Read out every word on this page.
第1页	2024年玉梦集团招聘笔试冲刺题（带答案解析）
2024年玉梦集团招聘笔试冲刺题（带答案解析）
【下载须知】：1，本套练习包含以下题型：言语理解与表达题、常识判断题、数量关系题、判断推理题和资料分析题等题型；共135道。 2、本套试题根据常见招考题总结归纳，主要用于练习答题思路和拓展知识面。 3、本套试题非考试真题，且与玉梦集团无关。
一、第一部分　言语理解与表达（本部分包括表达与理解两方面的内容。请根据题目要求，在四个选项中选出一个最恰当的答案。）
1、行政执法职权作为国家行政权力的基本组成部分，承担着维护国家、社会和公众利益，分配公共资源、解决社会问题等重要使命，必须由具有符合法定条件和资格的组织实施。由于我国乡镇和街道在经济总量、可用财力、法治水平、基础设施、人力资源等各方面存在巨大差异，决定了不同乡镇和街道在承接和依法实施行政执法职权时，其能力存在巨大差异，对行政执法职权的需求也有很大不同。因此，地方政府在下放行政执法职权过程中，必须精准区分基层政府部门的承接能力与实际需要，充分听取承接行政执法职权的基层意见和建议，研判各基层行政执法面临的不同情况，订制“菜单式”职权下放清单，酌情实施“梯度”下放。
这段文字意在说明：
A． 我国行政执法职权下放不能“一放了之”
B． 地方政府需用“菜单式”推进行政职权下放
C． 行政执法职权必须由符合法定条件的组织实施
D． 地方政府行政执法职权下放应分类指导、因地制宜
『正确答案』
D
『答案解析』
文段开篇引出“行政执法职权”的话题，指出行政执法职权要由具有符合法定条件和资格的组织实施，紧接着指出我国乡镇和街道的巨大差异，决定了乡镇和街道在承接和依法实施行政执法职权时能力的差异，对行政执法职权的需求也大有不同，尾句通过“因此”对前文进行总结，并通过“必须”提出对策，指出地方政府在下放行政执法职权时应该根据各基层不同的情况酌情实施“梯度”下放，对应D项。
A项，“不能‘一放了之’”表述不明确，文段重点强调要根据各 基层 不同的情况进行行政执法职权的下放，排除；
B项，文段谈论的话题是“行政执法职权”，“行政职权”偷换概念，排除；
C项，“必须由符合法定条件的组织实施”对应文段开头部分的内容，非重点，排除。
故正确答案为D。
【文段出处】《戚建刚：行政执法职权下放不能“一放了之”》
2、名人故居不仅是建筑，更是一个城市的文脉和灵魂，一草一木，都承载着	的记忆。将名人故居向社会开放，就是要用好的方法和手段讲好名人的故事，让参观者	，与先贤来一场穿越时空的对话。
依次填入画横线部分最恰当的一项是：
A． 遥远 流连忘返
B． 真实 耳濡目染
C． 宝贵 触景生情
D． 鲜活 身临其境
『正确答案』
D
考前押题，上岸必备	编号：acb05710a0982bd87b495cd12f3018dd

> What to work on:
Isolate the lines above that contain the word "带答案解析" and copy them.

> Task solution:
第1页	2024年玉梦集团招聘笔试冲刺题（带答案解析）
2024年玉梦集团招聘笔试冲刺题（带答案解析）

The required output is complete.